▸ **WHAT YOU HAVE TO DO**
Word for word, repeat the entries, minus the pictures.

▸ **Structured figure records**

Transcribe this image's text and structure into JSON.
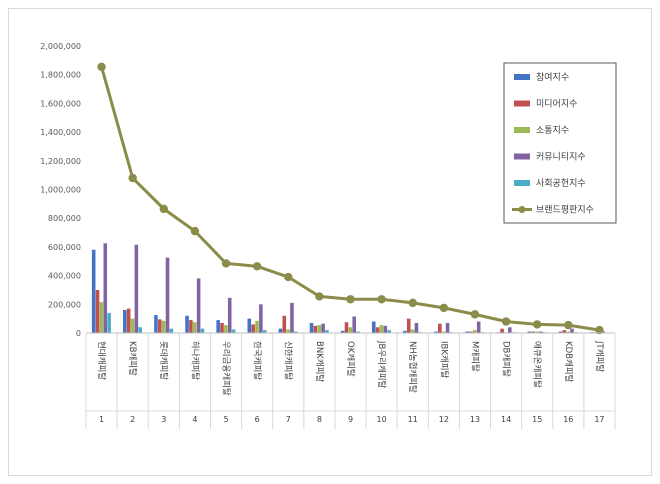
{
  "chart_data": {
    "type": "bar",
    "title": "",
    "xlabel": "",
    "ylabel": "",
    "ylim": [
      0,
      2000000
    ],
    "yticks": [
      "0",
      "200,000",
      "400,000",
      "600,000",
      "800,000",
      "1,000,000",
      "1,200,000",
      "1,400,000",
      "1,600,000",
      "1,800,000",
      "2,000,000"
    ],
    "ytick_values": [
      0,
      200000,
      400000,
      600000,
      800000,
      1000000,
      1200000,
      1400000,
      1600000,
      1800000,
      2000000
    ],
    "grid": false,
    "legend_position": "right",
    "index_labels": [
      "1",
      "2",
      "3",
      "4",
      "5",
      "6",
      "7",
      "8",
      "9",
      "10",
      "11",
      "12",
      "13",
      "14",
      "15",
      "16",
      "17"
    ],
    "categories": [
      "현대캐피탈",
      "KB캐피탈",
      "롯데캐피탈",
      "하나캐피탈",
      "우리금융캐피탈",
      "한국캐피탈",
      "신한캐피탈",
      "BNK캐피탈",
      "OK캐피탈",
      "JB우리캐피탈",
      "NH농협캐피탈",
      "IBK캐피탈",
      "M캐피탈",
      "DB캐피탈",
      "애큐온캐피탈",
      "KDB캐피탈",
      "JT캐피탈"
    ],
    "series": [
      {
        "name": "참여지수",
        "color": "#4472C4",
        "values": [
          580000,
          160000,
          125000,
          120000,
          90000,
          100000,
          30000,
          70000,
          15000,
          80000,
          15000,
          10000,
          10000,
          5000,
          10000,
          10000,
          5000
        ]
      },
      {
        "name": "미디어지수",
        "color": "#C0504D",
        "values": [
          300000,
          170000,
          95000,
          90000,
          70000,
          60000,
          120000,
          50000,
          75000,
          40000,
          100000,
          65000,
          10000,
          30000,
          10000,
          20000,
          5000
        ]
      },
      {
        "name": "소통지수",
        "color": "#9BBB59",
        "values": [
          215000,
          100000,
          85000,
          75000,
          55000,
          85000,
          25000,
          55000,
          40000,
          55000,
          25000,
          10000,
          20000,
          5000,
          10000,
          10000,
          3000
        ]
      },
      {
        "name": "커뮤니티지수",
        "color": "#8064A2",
        "values": [
          625000,
          615000,
          525000,
          380000,
          245000,
          200000,
          210000,
          65000,
          115000,
          50000,
          70000,
          70000,
          80000,
          40000,
          10000,
          30000,
          10000
        ]
      },
      {
        "name": "사회공헌지수",
        "color": "#4BACC6",
        "values": [
          140000,
          40000,
          30000,
          30000,
          25000,
          20000,
          10000,
          20000,
          10000,
          20000,
          5000,
          5000,
          5000,
          5000,
          5000,
          5000,
          2000
        ]
      }
    ],
    "line": {
      "name": "브랜드평판지수",
      "color": "#8B8B4A",
      "values": [
        1855000,
        1080000,
        865000,
        710000,
        485000,
        465000,
        390000,
        255000,
        235000,
        235000,
        210000,
        175000,
        130000,
        80000,
        60000,
        55000,
        20000
      ]
    }
  }
}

▸ **FINAL RESULT**
Transcribe this image's text and structure into JSON.
{
  "chart_data": {
    "type": "bar",
    "title": "",
    "xlabel": "",
    "ylabel": "",
    "ylim": [
      0,
      2000000
    ],
    "yticks": [
      "0",
      "200,000",
      "400,000",
      "600,000",
      "800,000",
      "1,000,000",
      "1,200,000",
      "1,400,000",
      "1,600,000",
      "1,800,000",
      "2,000,000"
    ],
    "ytick_values": [
      0,
      200000,
      400000,
      600000,
      800000,
      1000000,
      1200000,
      1400000,
      1600000,
      1800000,
      2000000
    ],
    "grid": false,
    "legend_position": "right",
    "index_labels": [
      "1",
      "2",
      "3",
      "4",
      "5",
      "6",
      "7",
      "8",
      "9",
      "10",
      "11",
      "12",
      "13",
      "14",
      "15",
      "16",
      "17"
    ],
    "categories": [
      "현대캐피탈",
      "KB캐피탈",
      "롯데캐피탈",
      "하나캐피탈",
      "우리금융캐피탈",
      "한국캐피탈",
      "신한캐피탈",
      "BNK캐피탈",
      "OK캐피탈",
      "JB우리캐피탈",
      "NH농협캐피탈",
      "IBK캐피탈",
      "M캐피탈",
      "DB캐피탈",
      "애큐온캐피탈",
      "KDB캐피탈",
      "JT캐피탈"
    ],
    "series": [
      {
        "name": "참여지수",
        "color": "#4472C4",
        "values": [
          580000,
          160000,
          125000,
          120000,
          90000,
          100000,
          30000,
          70000,
          15000,
          80000,
          15000,
          10000,
          10000,
          5000,
          10000,
          10000,
          5000
        ]
      },
      {
        "name": "미디어지수",
        "color": "#C0504D",
        "values": [
          300000,
          170000,
          95000,
          90000,
          70000,
          60000,
          120000,
          50000,
          75000,
          40000,
          100000,
          65000,
          10000,
          30000,
          10000,
          20000,
          5000
        ]
      },
      {
        "name": "소통지수",
        "color": "#9BBB59",
        "values": [
          215000,
          100000,
          85000,
          75000,
          55000,
          85000,
          25000,
          55000,
          40000,
          55000,
          25000,
          10000,
          20000,
          5000,
          10000,
          10000,
          3000
        ]
      },
      {
        "name": "커뮤니티지수",
        "color": "#8064A2",
        "values": [
          625000,
          615000,
          525000,
          380000,
          245000,
          200000,
          210000,
          65000,
          115000,
          50000,
          70000,
          70000,
          80000,
          40000,
          10000,
          30000,
          10000
        ]
      },
      {
        "name": "사회공헌지수",
        "color": "#4BACC6",
        "values": [
          140000,
          40000,
          30000,
          30000,
          25000,
          20000,
          10000,
          20000,
          10000,
          20000,
          5000,
          5000,
          5000,
          5000,
          5000,
          5000,
          2000
        ]
      }
    ],
    "line": {
      "name": "브랜드평판지수",
      "color": "#8B8B4A",
      "values": [
        1855000,
        1080000,
        865000,
        710000,
        485000,
        465000,
        390000,
        255000,
        235000,
        235000,
        210000,
        175000,
        130000,
        80000,
        60000,
        55000,
        20000
      ]
    }
  }
}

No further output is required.